#### [What is expected]
Copy out the data from the line containing "data-label: 411 bbox=[758, 405, 790, 425]" through the line containing "y-tick-label: 1200 bbox=[95, 162, 138, 182]", both included, and nothing else.

#### [Listed records]
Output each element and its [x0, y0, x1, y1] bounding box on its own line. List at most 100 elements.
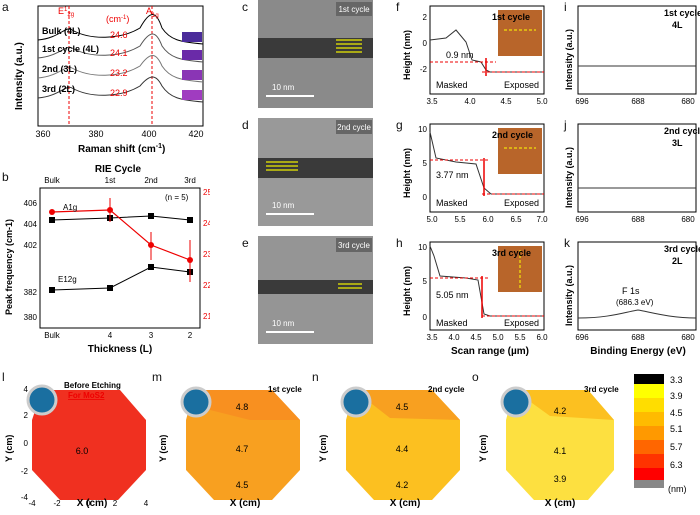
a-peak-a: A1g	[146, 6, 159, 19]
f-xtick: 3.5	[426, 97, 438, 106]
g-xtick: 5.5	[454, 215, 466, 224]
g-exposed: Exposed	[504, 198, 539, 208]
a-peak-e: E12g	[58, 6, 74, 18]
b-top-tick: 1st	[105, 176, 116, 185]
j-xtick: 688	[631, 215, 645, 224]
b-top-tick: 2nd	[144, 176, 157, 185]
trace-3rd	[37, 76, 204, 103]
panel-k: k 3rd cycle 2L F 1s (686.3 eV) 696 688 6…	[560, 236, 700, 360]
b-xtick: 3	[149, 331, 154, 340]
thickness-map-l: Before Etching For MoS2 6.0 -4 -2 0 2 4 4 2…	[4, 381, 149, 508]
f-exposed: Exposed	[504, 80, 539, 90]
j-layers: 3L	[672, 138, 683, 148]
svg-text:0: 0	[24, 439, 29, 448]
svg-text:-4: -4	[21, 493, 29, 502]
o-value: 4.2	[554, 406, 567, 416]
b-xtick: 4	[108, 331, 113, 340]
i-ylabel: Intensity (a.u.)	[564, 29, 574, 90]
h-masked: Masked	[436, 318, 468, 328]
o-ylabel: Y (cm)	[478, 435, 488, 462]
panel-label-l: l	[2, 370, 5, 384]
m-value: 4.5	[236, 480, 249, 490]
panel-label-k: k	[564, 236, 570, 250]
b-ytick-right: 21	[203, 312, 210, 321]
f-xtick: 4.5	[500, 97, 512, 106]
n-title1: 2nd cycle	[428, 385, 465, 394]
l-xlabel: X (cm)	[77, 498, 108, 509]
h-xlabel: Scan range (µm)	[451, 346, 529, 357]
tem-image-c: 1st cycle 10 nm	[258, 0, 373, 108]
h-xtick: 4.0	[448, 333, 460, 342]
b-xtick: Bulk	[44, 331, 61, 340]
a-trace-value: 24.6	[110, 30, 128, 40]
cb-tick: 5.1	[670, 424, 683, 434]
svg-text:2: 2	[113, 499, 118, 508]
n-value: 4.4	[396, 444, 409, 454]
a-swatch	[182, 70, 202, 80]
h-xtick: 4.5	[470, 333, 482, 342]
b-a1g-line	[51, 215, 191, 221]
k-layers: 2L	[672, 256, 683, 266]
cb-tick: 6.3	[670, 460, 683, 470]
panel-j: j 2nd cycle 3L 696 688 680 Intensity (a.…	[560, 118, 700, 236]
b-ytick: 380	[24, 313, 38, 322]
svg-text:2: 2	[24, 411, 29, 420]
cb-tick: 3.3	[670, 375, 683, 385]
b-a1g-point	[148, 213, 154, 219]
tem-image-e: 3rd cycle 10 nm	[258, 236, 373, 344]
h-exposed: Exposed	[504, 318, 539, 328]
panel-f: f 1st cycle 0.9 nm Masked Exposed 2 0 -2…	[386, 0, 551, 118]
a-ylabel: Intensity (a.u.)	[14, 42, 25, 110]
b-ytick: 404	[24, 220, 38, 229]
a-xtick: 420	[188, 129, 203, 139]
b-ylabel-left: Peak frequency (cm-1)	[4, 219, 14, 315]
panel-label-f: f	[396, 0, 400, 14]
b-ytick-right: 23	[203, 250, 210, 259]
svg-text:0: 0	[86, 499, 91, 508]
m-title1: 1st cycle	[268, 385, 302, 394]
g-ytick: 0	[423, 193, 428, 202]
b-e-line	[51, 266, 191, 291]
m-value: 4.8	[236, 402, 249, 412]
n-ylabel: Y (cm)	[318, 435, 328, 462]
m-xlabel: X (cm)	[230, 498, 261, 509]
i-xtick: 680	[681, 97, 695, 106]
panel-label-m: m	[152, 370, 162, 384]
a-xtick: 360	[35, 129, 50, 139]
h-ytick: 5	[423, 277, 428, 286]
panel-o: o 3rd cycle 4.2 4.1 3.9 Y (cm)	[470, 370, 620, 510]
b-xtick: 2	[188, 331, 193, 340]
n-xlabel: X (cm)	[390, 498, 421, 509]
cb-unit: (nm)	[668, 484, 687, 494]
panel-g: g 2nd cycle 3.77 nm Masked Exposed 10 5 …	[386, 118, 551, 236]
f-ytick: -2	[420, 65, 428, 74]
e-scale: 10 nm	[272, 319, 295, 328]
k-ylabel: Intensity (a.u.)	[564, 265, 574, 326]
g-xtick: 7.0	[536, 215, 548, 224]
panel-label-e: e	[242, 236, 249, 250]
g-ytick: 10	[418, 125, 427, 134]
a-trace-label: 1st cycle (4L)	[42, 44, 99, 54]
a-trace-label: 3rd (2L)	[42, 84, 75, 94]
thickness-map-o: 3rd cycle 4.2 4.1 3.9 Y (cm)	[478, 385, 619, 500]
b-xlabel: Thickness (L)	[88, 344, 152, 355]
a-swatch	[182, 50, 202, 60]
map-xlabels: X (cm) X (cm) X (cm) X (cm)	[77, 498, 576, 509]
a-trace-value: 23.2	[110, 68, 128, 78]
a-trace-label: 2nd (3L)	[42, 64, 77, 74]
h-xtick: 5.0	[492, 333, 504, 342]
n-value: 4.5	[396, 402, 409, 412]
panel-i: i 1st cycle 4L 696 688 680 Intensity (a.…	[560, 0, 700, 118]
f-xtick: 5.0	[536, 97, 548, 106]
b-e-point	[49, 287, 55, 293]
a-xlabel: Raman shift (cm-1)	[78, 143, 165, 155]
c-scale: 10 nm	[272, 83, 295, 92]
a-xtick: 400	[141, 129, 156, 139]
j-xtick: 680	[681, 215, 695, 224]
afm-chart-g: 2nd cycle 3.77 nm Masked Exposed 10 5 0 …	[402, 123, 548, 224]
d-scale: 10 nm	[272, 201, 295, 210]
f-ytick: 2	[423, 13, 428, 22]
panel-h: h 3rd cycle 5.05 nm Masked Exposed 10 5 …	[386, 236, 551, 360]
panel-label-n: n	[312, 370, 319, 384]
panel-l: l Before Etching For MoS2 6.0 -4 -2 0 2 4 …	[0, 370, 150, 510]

==

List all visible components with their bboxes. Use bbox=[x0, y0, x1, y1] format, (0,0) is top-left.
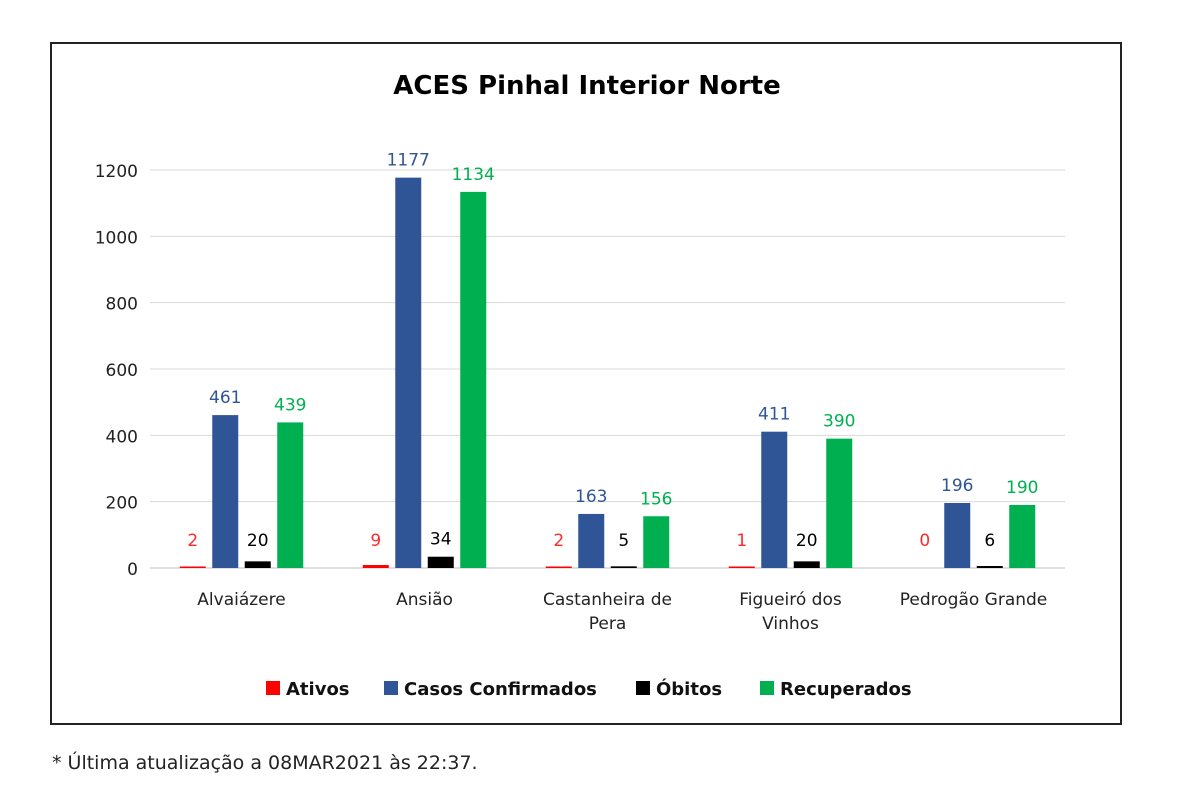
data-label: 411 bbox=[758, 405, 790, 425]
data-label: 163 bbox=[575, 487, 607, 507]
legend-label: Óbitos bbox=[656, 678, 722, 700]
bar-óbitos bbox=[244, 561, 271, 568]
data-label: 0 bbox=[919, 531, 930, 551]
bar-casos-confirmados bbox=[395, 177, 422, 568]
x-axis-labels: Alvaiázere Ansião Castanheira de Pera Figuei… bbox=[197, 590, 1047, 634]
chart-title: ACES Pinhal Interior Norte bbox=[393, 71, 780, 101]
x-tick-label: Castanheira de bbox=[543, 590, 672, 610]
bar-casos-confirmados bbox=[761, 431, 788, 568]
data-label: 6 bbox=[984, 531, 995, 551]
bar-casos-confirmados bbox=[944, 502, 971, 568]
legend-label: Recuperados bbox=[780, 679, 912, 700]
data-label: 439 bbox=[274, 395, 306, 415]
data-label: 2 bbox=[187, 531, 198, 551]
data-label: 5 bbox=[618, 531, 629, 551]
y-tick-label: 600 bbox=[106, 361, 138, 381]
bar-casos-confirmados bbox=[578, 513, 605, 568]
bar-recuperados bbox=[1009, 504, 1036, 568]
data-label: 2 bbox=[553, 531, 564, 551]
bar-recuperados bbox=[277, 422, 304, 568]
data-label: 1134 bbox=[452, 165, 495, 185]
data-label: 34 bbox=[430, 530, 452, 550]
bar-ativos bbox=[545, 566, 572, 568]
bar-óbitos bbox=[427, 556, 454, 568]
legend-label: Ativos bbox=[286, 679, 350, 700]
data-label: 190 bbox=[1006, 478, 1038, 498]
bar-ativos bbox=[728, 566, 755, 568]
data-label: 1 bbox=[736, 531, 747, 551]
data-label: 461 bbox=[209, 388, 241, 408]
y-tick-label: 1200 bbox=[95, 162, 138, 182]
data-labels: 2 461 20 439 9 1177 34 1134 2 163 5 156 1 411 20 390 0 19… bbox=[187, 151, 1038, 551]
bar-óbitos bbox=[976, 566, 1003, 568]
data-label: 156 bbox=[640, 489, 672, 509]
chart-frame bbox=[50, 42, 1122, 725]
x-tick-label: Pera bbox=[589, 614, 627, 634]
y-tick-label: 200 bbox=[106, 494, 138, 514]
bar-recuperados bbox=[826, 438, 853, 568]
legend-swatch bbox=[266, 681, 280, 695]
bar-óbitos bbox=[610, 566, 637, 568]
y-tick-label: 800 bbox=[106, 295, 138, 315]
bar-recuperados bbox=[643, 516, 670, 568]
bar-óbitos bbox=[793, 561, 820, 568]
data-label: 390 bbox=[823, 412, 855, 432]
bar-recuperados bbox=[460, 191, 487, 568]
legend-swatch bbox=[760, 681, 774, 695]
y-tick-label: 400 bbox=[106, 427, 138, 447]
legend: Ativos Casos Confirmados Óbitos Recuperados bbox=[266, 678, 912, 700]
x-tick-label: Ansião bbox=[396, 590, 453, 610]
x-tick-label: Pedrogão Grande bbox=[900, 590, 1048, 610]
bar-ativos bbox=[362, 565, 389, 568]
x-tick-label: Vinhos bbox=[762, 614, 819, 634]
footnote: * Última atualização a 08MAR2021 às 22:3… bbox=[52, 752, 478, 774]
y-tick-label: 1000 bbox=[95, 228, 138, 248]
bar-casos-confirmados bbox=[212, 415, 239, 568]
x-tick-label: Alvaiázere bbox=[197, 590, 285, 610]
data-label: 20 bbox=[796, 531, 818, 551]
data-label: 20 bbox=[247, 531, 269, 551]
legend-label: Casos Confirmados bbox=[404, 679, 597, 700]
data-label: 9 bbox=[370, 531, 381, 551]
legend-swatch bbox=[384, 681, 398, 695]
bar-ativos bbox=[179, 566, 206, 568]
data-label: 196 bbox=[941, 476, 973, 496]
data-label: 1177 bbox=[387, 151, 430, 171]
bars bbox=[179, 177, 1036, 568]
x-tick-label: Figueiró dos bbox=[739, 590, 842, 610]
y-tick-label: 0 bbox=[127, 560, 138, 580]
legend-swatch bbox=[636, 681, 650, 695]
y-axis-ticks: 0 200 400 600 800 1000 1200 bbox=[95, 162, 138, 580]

#### [Answer to the exercise]
data-label: 411 bbox=[758, 405, 790, 425]
data-label: 163 bbox=[575, 487, 607, 507]
legend-label: Óbitos bbox=[656, 678, 722, 700]
bar-óbitos bbox=[244, 561, 271, 568]
data-label: 0 bbox=[919, 531, 930, 551]
bar-casos-confirmados bbox=[395, 177, 422, 568]
x-axis-labels: Alvaiázere Ansião Castanheira de Pera Figuei… bbox=[197, 590, 1047, 634]
chart-title: ACES Pinhal Interior Norte bbox=[393, 71, 780, 101]
x-tick-label: Castanheira de bbox=[543, 590, 672, 610]
bar-casos-confirmados bbox=[761, 431, 788, 568]
data-label: 6 bbox=[984, 531, 995, 551]
bar-casos-confirmados bbox=[944, 502, 971, 568]
legend-label: Recuperados bbox=[780, 679, 912, 700]
data-label: 439 bbox=[274, 395, 306, 415]
data-label: 2 bbox=[187, 531, 198, 551]
data-label: 5 bbox=[618, 531, 629, 551]
y-tick-label: 600 bbox=[106, 361, 138, 381]
bar-casos-confirmados bbox=[578, 513, 605, 568]
bar-recuperados bbox=[1009, 504, 1036, 568]
data-label: 2 bbox=[553, 531, 564, 551]
bar-recuperados bbox=[277, 422, 304, 568]
data-label: 1134 bbox=[452, 165, 495, 185]
data-label: 34 bbox=[430, 530, 452, 550]
bar-ativos bbox=[545, 566, 572, 568]
bar-óbitos bbox=[427, 556, 454, 568]
legend-label: Ativos bbox=[286, 679, 350, 700]
data-label: 190 bbox=[1006, 478, 1038, 498]
bar-ativos bbox=[728, 566, 755, 568]
data-label: 1 bbox=[736, 531, 747, 551]
data-label: 461 bbox=[209, 388, 241, 408]
y-tick-label: 1200 bbox=[95, 162, 138, 182]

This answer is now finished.